# THE TASK
Below are records to be output exactly, every one of them.

# DATA
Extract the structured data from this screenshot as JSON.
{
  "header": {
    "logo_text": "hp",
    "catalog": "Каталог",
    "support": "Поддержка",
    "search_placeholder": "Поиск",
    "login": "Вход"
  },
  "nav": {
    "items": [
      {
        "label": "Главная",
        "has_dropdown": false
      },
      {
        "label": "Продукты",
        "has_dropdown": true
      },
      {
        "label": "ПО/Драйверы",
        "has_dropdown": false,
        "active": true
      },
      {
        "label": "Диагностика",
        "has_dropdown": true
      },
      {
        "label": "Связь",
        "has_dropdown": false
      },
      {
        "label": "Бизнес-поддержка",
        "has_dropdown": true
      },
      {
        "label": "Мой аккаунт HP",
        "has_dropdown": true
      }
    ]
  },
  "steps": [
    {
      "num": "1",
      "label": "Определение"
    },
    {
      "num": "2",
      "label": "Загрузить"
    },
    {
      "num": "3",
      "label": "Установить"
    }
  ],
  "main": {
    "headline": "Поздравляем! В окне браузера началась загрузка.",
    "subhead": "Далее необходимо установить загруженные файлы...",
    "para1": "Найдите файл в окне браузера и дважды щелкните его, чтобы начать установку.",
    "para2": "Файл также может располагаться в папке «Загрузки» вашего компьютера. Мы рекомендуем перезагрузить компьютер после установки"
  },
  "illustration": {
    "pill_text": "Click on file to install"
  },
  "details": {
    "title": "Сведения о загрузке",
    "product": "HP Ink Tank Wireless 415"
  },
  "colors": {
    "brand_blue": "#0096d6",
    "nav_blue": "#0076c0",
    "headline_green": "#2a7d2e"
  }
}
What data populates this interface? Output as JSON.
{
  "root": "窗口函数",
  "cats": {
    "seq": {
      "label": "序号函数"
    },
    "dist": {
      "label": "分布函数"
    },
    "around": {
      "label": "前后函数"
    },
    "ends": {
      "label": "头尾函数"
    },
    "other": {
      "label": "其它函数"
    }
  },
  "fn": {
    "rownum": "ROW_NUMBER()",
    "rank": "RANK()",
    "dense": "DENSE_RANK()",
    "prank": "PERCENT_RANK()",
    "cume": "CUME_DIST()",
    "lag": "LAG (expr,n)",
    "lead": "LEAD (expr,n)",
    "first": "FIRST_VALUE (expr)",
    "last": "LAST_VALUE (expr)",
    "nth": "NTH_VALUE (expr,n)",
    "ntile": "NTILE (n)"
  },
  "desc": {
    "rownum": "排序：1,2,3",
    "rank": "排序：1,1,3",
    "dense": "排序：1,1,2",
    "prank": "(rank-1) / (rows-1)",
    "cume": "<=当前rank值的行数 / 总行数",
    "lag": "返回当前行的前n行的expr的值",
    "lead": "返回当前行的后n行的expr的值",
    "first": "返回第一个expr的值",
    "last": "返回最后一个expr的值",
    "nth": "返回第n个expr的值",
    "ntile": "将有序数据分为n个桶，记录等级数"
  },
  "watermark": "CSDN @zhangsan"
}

# SOLUTION TO THIS PROBLEM
Extract the structured data from this screenshot as JSON.
{
  "header": {
    "logo_text": "hp",
    "catalog": "Каталог",
    "support": "Поддержка",
    "search_placeholder": "Поиск",
    "login": "Вход"
  },
  "nav": {
    "items": [
      {
        "label": "Главная",
        "has_dropdown": false
      },
      {
        "label": "Продукты",
        "has_dropdown": true
      },
      {
        "label": "ПО/Драйверы",
        "has_dropdown": false,
        "active": true
      },
      {
        "label": "Диагностика",
        "has_dropdown": true
      },
      {
        "label": "Связь",
        "has_dropdown": false
      },
      {
        "label": "Бизнес-поддержка",
        "has_dropdown": true
      },
      {
        "label": "Мой аккаунт HP",
        "has_dropdown": true
      }
    ]
  },
  "steps": [
    {
      "num": "1",
      "label": "Определение"
    },
    {
      "num": "2",
      "label": "Загрузить"
    },
    {
      "num": "3",
      "label": "Установить"
    }
  ],
  "main": {
    "headline": "Поздравляем! В окне браузера началась загрузка.",
    "subhead": "Далее необходимо установить загруженные файлы...",
    "para1": "Найдите файл в окне браузера и дважды щелкните его, чтобы начать установку.",
    "para2": "Файл также может располагаться в папке «Загрузки» вашего компьютера. Мы рекомендуем перезагрузить компьютер после установки"
  },
  "illustration": {
    "pill_text": "Click on file to install"
  },
  "details": {
    "title": "Сведения о загрузке",
    "product": "HP Ink Tank Wireless 415"
  },
  "colors": {
    "brand_blue": "#0096d6",
    "nav_blue": "#0076c0",
    "headline_green": "#2a7d2e"
  }
}
What data populates this interface? Output as JSON.
{
  "root": "窗口函数",
  "cats": {
    "seq": {
      "label": "序号函数"
    },
    "dist": {
      "label": "分布函数"
    },
    "around": {
      "label": "前后函数"
    },
    "ends": {
      "label": "头尾函数"
    },
    "other": {
      "label": "其它函数"
    }
  },
  "fn": {
    "rownum": "ROW_NUMBER()",
    "rank": "RANK()",
    "dense": "DENSE_RANK()",
    "prank": "PERCENT_RANK()",
    "cume": "CUME_DIST()",
    "lag": "LAG (expr,n)",
    "lead": "LEAD (expr,n)",
    "first": "FIRST_VALUE (expr)",
    "last": "LAST_VALUE (expr)",
    "nth": "NTH_VALUE (expr,n)",
    "ntile": "NTILE (n)"
  },
  "desc": {
    "rownum": "排序：1,2,3",
    "rank": "排序：1,1,3",
    "dense": "排序：1,1,2",
    "prank": "(rank-1) / (rows-1)",
    "cume": "<=当前rank值的行数 / 总行数",
    "lag": "返回当前行的前n行的expr的值",
    "lead": "返回当前行的后n行的expr的值",
    "first": "返回第一个expr的值",
    "last": "返回最后一个expr的值",
    "nth": "返回第n个expr的值",
    "ntile": "将有序数据分为n个桶，记录等级数"
  },
  "watermark": "CSDN @zhangsan"
}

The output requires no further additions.